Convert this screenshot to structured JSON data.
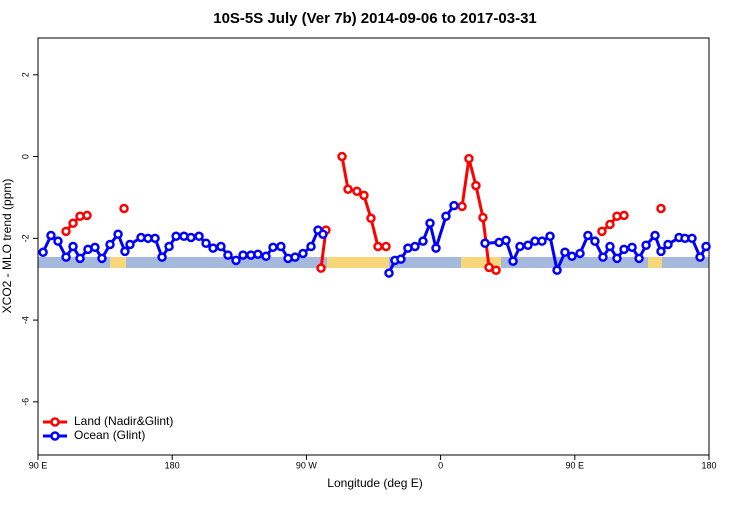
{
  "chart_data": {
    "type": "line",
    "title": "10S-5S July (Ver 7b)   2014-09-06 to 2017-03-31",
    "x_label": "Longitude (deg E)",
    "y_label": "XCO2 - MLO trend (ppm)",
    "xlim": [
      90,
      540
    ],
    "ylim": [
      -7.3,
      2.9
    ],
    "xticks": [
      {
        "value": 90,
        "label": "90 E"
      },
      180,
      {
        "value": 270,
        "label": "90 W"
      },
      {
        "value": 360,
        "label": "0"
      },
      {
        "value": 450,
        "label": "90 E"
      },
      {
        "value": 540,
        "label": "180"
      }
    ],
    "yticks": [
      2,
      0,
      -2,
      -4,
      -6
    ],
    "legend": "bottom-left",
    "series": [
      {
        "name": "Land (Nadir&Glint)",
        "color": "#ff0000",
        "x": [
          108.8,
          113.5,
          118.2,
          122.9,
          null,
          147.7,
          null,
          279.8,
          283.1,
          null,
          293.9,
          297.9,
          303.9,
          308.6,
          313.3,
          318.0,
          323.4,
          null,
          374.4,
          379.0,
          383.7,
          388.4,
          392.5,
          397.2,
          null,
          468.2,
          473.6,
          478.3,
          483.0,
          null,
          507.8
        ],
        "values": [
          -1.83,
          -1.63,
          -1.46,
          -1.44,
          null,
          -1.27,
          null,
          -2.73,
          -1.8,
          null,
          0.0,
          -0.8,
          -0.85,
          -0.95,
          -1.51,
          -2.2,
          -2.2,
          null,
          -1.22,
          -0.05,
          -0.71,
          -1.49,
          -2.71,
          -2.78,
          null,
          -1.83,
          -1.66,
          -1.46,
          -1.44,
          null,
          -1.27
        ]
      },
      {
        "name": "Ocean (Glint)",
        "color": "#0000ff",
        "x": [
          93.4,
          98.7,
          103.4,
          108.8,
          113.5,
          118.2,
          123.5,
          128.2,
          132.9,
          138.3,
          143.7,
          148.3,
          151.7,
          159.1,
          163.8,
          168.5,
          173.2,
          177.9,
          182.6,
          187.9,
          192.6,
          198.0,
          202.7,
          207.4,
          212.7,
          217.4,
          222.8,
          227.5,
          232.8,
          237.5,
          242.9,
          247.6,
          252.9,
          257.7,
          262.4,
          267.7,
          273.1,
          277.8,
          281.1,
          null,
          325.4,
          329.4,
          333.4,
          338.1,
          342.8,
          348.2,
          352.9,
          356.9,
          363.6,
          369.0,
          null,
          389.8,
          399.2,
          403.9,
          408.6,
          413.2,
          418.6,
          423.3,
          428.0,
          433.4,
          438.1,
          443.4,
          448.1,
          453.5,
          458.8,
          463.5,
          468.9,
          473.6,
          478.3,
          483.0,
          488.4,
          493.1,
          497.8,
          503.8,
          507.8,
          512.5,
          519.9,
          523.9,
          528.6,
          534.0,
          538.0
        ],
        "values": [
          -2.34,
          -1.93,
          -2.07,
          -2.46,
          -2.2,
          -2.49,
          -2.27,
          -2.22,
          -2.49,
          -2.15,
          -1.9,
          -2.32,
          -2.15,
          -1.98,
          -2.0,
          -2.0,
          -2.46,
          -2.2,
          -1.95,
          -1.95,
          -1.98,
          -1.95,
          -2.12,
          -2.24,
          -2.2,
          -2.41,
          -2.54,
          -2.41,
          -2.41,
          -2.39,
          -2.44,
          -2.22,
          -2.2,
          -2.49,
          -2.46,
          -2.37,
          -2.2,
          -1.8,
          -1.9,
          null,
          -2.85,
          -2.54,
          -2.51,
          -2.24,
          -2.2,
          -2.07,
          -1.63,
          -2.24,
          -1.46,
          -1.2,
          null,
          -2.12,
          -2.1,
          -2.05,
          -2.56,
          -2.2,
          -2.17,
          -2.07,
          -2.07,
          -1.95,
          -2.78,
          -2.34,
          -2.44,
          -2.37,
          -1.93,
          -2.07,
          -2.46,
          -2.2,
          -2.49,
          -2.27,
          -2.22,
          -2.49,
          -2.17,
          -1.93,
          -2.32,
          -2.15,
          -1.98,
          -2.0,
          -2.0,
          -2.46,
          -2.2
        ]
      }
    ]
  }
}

#### WRITTEN PROBLEM:
Return the lines of the records that include the string "Glint".

#### TASK OUTPUT:
        "name": "Land (Nadir&Glint)",
        "name": "Ocean (Glint)",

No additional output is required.